[Stored data]
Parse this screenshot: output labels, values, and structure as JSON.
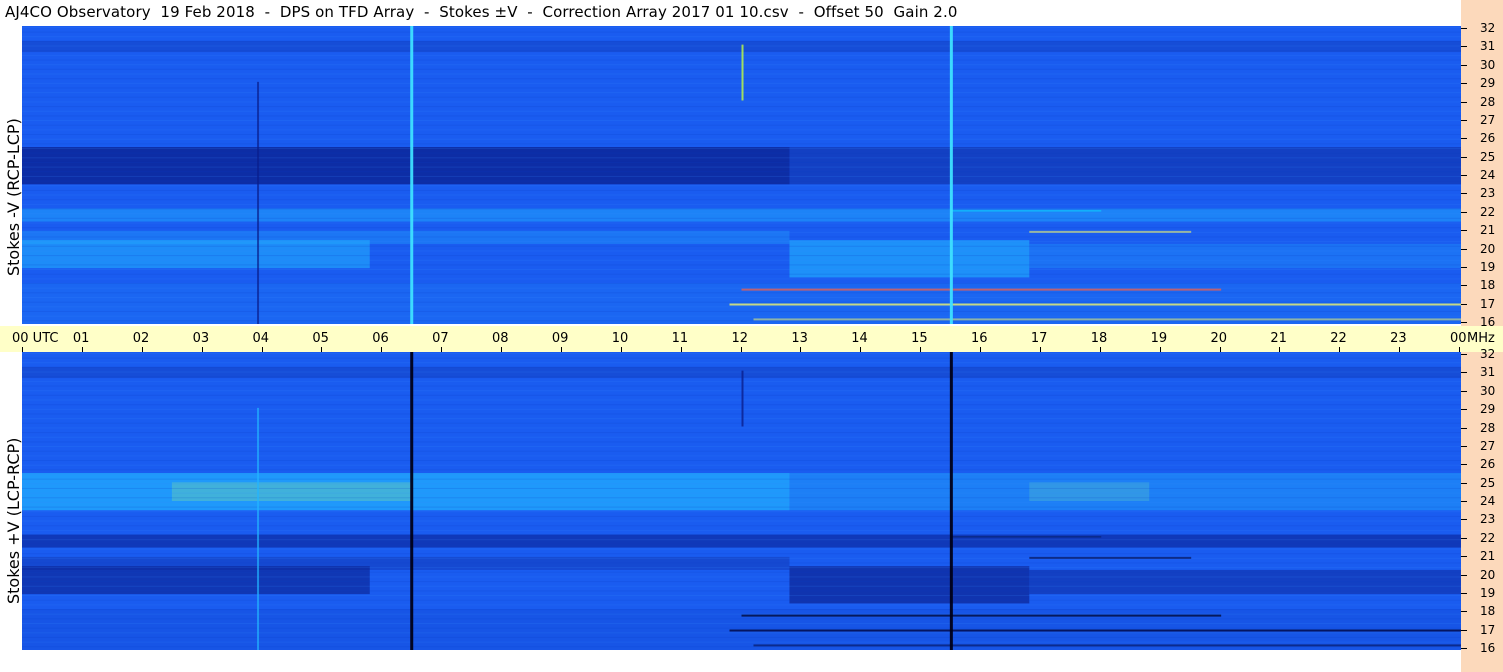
{
  "title": "AJ4CO Observatory  19 Feb 2018  -  DPS on TFD Array  -  Stokes ±V  -  Correction Array 2017 01 10.csv  -  Offset 50  Gain 2.0",
  "panels": [
    {
      "ylabel": "Stokes -V (RCP-LCP)",
      "polarity": "negative"
    },
    {
      "ylabel": "Stokes +V (LCP-RCP)",
      "polarity": "positive"
    }
  ],
  "time_axis": {
    "labels": [
      "00 UTC",
      "01",
      "02",
      "03",
      "04",
      "05",
      "06",
      "07",
      "08",
      "09",
      "10",
      "11",
      "12",
      "13",
      "14",
      "15",
      "16",
      "17",
      "18",
      "19",
      "20",
      "21",
      "22",
      "23",
      "00"
    ],
    "unit": "MHz"
  },
  "freq_axis": {
    "labels": [
      "32",
      "31",
      "30",
      "29",
      "28",
      "27",
      "26",
      "25",
      "24",
      "23",
      "22",
      "21",
      "20",
      "19",
      "18",
      "17",
      "16"
    ]
  },
  "colors": {
    "background_base": "#1a5cf0",
    "dark_band": "#0a1e8c",
    "light_band": "#22b4ff",
    "hot": "#ffff60",
    "time_axis_bg": "#ffffc8",
    "freq_axis_bg": "#fcd9bb"
  },
  "chart_data": {
    "type": "heatmap",
    "title": "AJ4CO Observatory  19 Feb 2018  -  DPS on TFD Array  -  Stokes ±V  -  Correction Array 2017 01 10.csv  -  Offset 50  Gain 2.0",
    "xlabel": "UTC",
    "ylabel": "MHz",
    "xlim": [
      0,
      24
    ],
    "ylim": [
      16,
      32
    ],
    "x_ticks": [
      "00 UTC",
      "01",
      "02",
      "03",
      "04",
      "05",
      "06",
      "07",
      "08",
      "09",
      "10",
      "11",
      "12",
      "13",
      "14",
      "15",
      "16",
      "17",
      "18",
      "19",
      "20",
      "21",
      "22",
      "23",
      "00"
    ],
    "y_ticks": [
      32,
      31,
      30,
      29,
      28,
      27,
      26,
      25,
      24,
      23,
      22,
      21,
      20,
      19,
      18,
      17,
      16
    ],
    "series": [
      {
        "name": "Stokes -V (RCP-LCP)"
      },
      {
        "name": "Stokes +V (LCP-RCP)"
      }
    ],
    "features": {
      "calibration_lines_utc": [
        6.5,
        15.5
      ],
      "step_changes_utc": [
        5.8,
        12.8,
        16.8
      ],
      "rfi_band_start_utc": 11.8,
      "strong_band_mhz": [
        23.5,
        25.5
      ],
      "weak_band_mhz": [
        19.0,
        20.5
      ]
    }
  }
}
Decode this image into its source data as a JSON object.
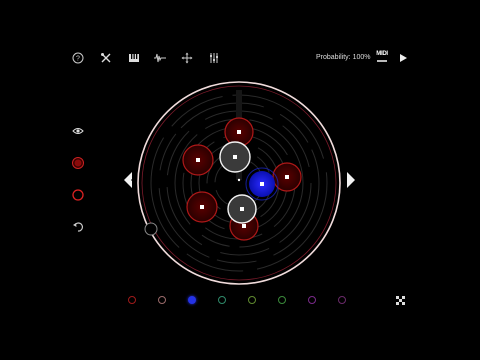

#### WORK INSTRUCTIONS:
Copy each line above that contains the word "title".

#### FINAL RESULT:
  "title": "AJ4CO Observatory  19 Feb 2018  -  DPS on TFD Array  -  Stokes ±V  -  Correction Array 2017 01 10.csv  -  Offset 50  Gain 2.0",
    "title": "AJ4CO Observatory  19 Feb 2018  -  DPS on TFD Array  -  Stokes ±V  -  Correction Array 2017 01 10.csv  -  Offset 50  Gain 2.0",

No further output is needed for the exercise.